=== GIVEN INSTRUCTION ===
Extract, exactly and without pictures, every line from the one that includes "Transcribe this image's" through the final line of the material below.

[Figure contents as structured data]
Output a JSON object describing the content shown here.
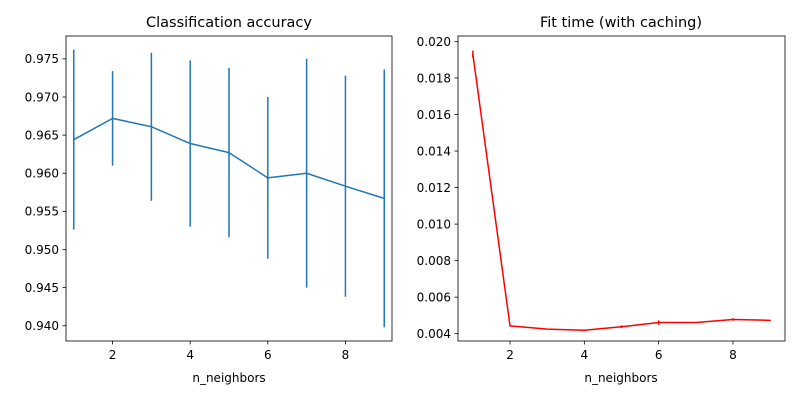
{
  "chart_data": [
    {
      "type": "line",
      "title": "Classification accuracy",
      "xlabel": "n_neighbors",
      "ylabel": "",
      "xlim": [
        0.8,
        9.2
      ],
      "ylim": [
        0.938,
        0.978
      ],
      "grid": false,
      "xticks": [
        2,
        4,
        6,
        8
      ],
      "xtick_labels": [
        "2",
        "4",
        "6",
        "8"
      ],
      "yticks": [
        0.94,
        0.945,
        0.95,
        0.955,
        0.96,
        0.965,
        0.97,
        0.975
      ],
      "ytick_labels": [
        "0.940",
        "0.945",
        "0.950",
        "0.955",
        "0.960",
        "0.965",
        "0.970",
        "0.975"
      ],
      "color": "#1f77b4",
      "series": [
        {
          "x": [
            1,
            2,
            3,
            4,
            5,
            6,
            7,
            8,
            9
          ],
          "values": [
            0.9644,
            0.9672,
            0.9661,
            0.9639,
            0.9627,
            0.9594,
            0.96,
            0.9583,
            0.9567
          ],
          "errors": [
            0.0118,
            0.0062,
            0.0097,
            0.0109,
            0.0111,
            0.0106,
            0.015,
            0.0145,
            0.0169
          ]
        }
      ]
    },
    {
      "type": "line",
      "title": "Fit time (with caching)",
      "xlabel": "n_neighbors",
      "ylabel": "",
      "xlim": [
        0.6,
        9.4
      ],
      "ylim": [
        0.0036,
        0.0203
      ],
      "grid": false,
      "xticks": [
        2,
        4,
        6,
        8
      ],
      "xtick_labels": [
        "2",
        "4",
        "6",
        "8"
      ],
      "yticks": [
        0.004,
        0.006,
        0.008,
        0.01,
        0.012,
        0.014,
        0.016,
        0.018,
        0.02
      ],
      "ytick_labels": [
        "0.004",
        "0.006",
        "0.008",
        "0.010",
        "0.012",
        "0.014",
        "0.016",
        "0.018",
        "0.020"
      ],
      "color": "#ff0000",
      "series": [
        {
          "x": [
            1,
            2,
            3,
            4,
            5,
            6,
            7,
            8,
            9
          ],
          "values": [
            0.0193,
            0.00443,
            0.00425,
            0.00419,
            0.00438,
            0.00461,
            0.00461,
            0.00478,
            0.00473
          ],
          "errors": [
            0.0002,
            3e-05,
            2e-05,
            2e-05,
            8e-05,
            0.00012,
            3e-05,
            7e-05,
            3e-05
          ]
        }
      ]
    }
  ]
}
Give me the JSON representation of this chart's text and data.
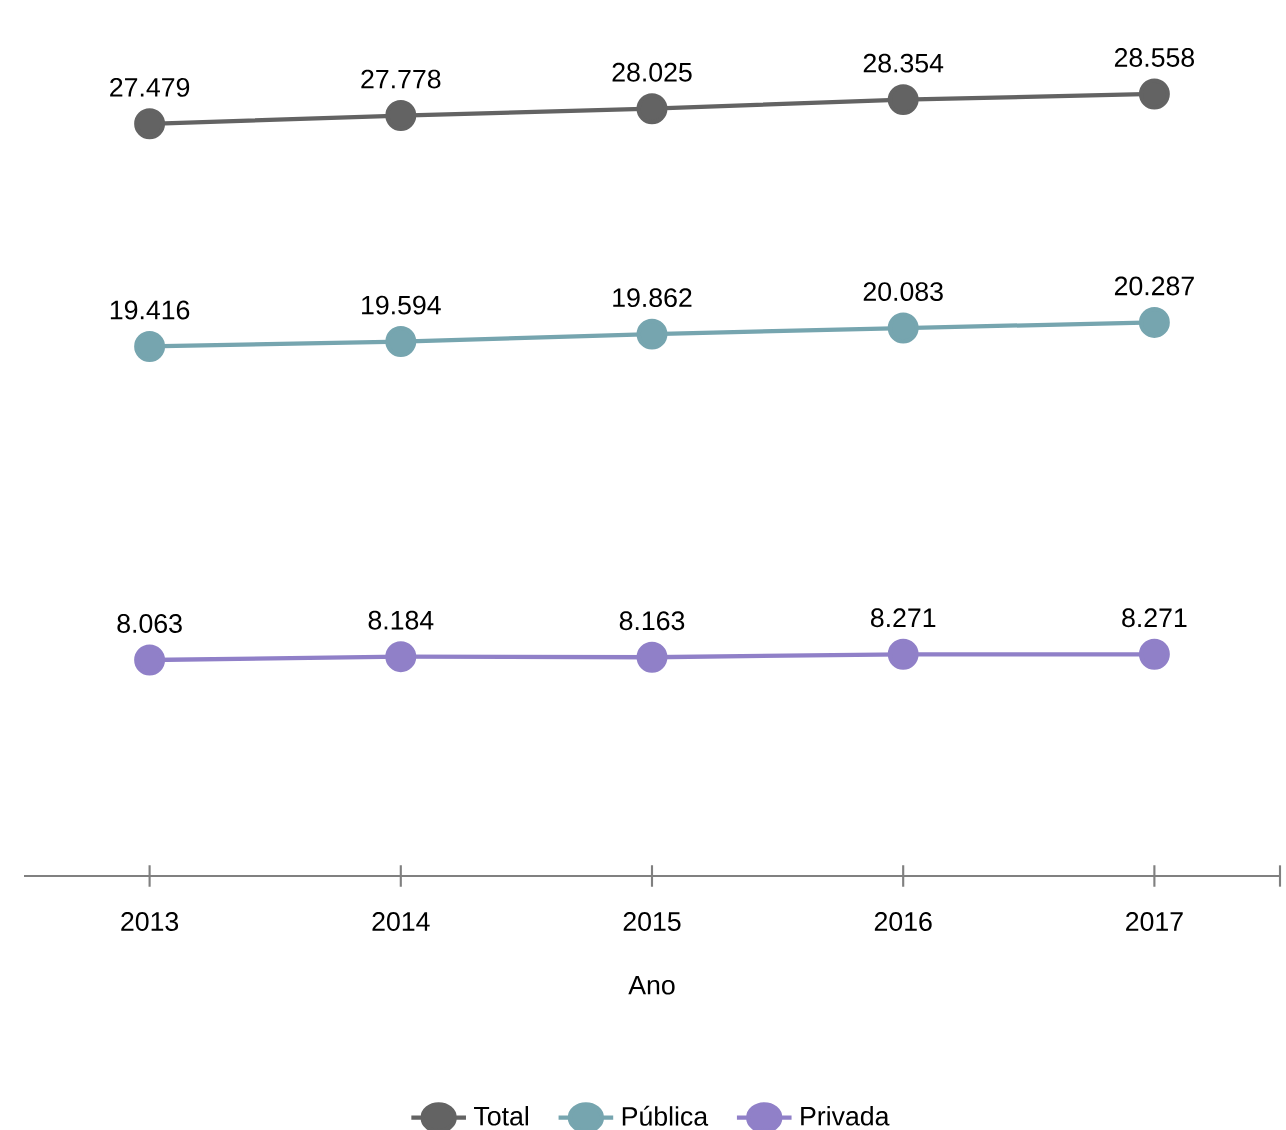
{
  "chart_data": {
    "type": "line",
    "xlabel": "Ano",
    "categories": [
      "2013",
      "2014",
      "2015",
      "2016",
      "2017"
    ],
    "series": [
      {
        "name": "Total",
        "color": "#636363",
        "values": [
          27.479,
          27.778,
          28.025,
          28.354,
          28.558
        ]
      },
      {
        "name": "Pública",
        "color": "#76a5af",
        "values": [
          19.416,
          19.594,
          19.862,
          20.083,
          20.287
        ]
      },
      {
        "name": "Privada",
        "color": "#9080c8",
        "values": [
          8.063,
          8.184,
          8.163,
          8.271,
          8.271
        ]
      }
    ],
    "data_labels": true,
    "marker": "circle",
    "line_style": "solid",
    "legend": "bottom",
    "grid": false,
    "tick_labels": "x"
  }
}
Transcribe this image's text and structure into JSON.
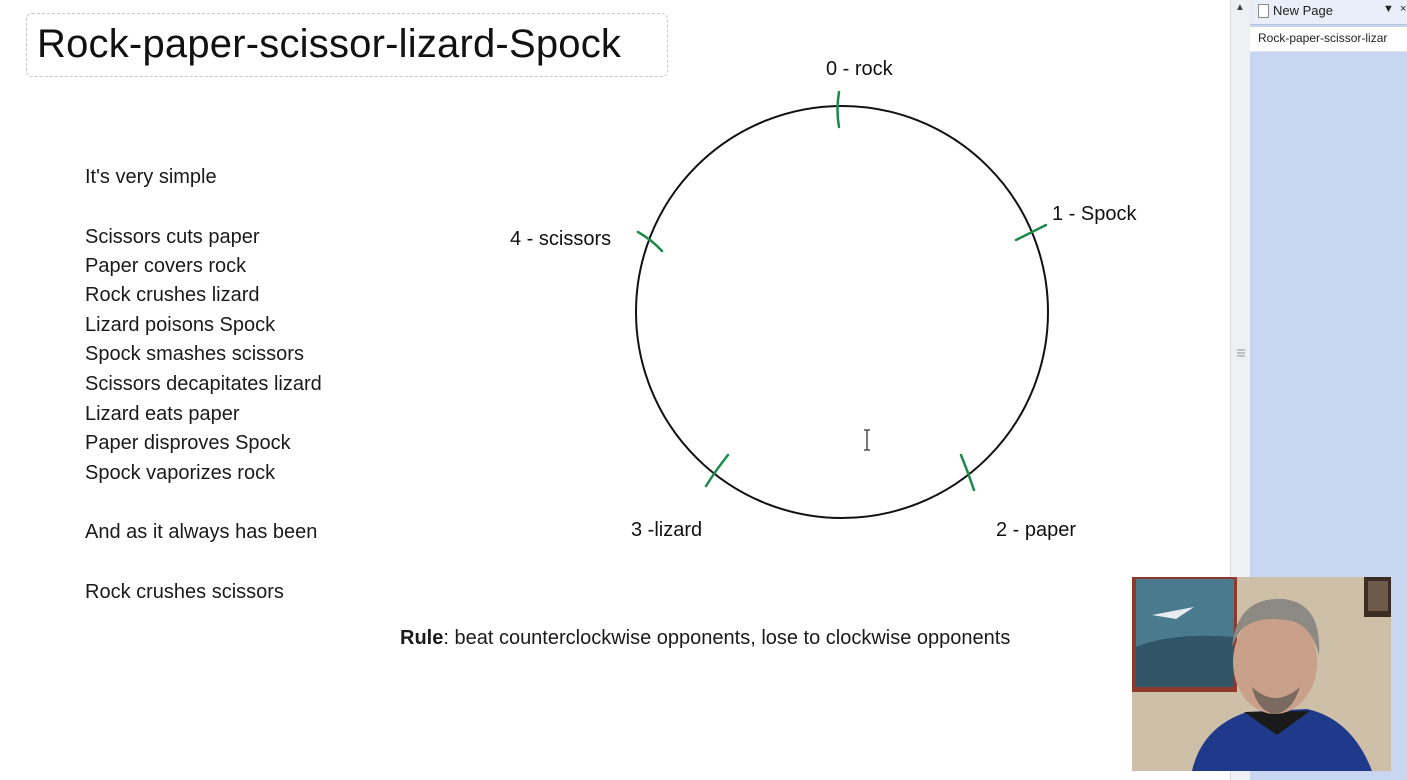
{
  "title": "Rock-paper-scissor-lizard-Spock",
  "intro": "It's very simple",
  "rules": [
    "Scissors cuts paper",
    "Paper covers rock",
    "Rock crushes lizard",
    "Lizard poisons Spock",
    "Spock smashes scissors",
    "Scissors decapitates lizard",
    "Lizard eats paper",
    "Paper disproves Spock",
    "Spock vaporizes rock"
  ],
  "closing": "And as it always has been",
  "final_rule": "Rock crushes scissors",
  "diagram": {
    "labels": {
      "rock": "0 - rock",
      "spock": "1 - Spock",
      "paper": "2 - paper",
      "lizard": "3 -lizard",
      "scissors": "4 - scissors"
    },
    "tick_color": "#1e8a4a"
  },
  "rule": {
    "label": "Rule",
    "text": ": beat counterclockwise opponents, lose to clockwise opponents"
  },
  "sidebar": {
    "new_page": "New Page",
    "page_item": "Rock-paper-scissor-lizar"
  },
  "colors": {
    "pane": "#c9d6f1",
    "tick": "#1e8a4a"
  }
}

=== THE ANSWER ===
Transcribe this image's text and structure into JSON.
{
  "title": "Rock-paper-scissor-lizard-Spock",
  "intro": "It's very simple",
  "rules": [
    "Scissors cuts paper",
    "Paper covers rock",
    "Rock crushes lizard",
    "Lizard poisons Spock",
    "Spock smashes scissors",
    "Scissors decapitates lizard",
    "Lizard eats paper",
    "Paper disproves Spock",
    "Spock vaporizes rock"
  ],
  "closing": "And as it always has been",
  "final_rule": "Rock crushes scissors",
  "diagram": {
    "labels": {
      "rock": "0 - rock",
      "spock": "1 - Spock",
      "paper": "2 - paper",
      "lizard": "3 -lizard",
      "scissors": "4 - scissors"
    },
    "tick_color": "#1e8a4a"
  },
  "rule": {
    "label": "Rule",
    "text": ": beat counterclockwise opponents, lose to clockwise opponents"
  },
  "sidebar": {
    "new_page": "New Page",
    "page_item": "Rock-paper-scissor-lizar"
  },
  "colors": {
    "pane": "#c9d6f1",
    "tick": "#1e8a4a"
  }
}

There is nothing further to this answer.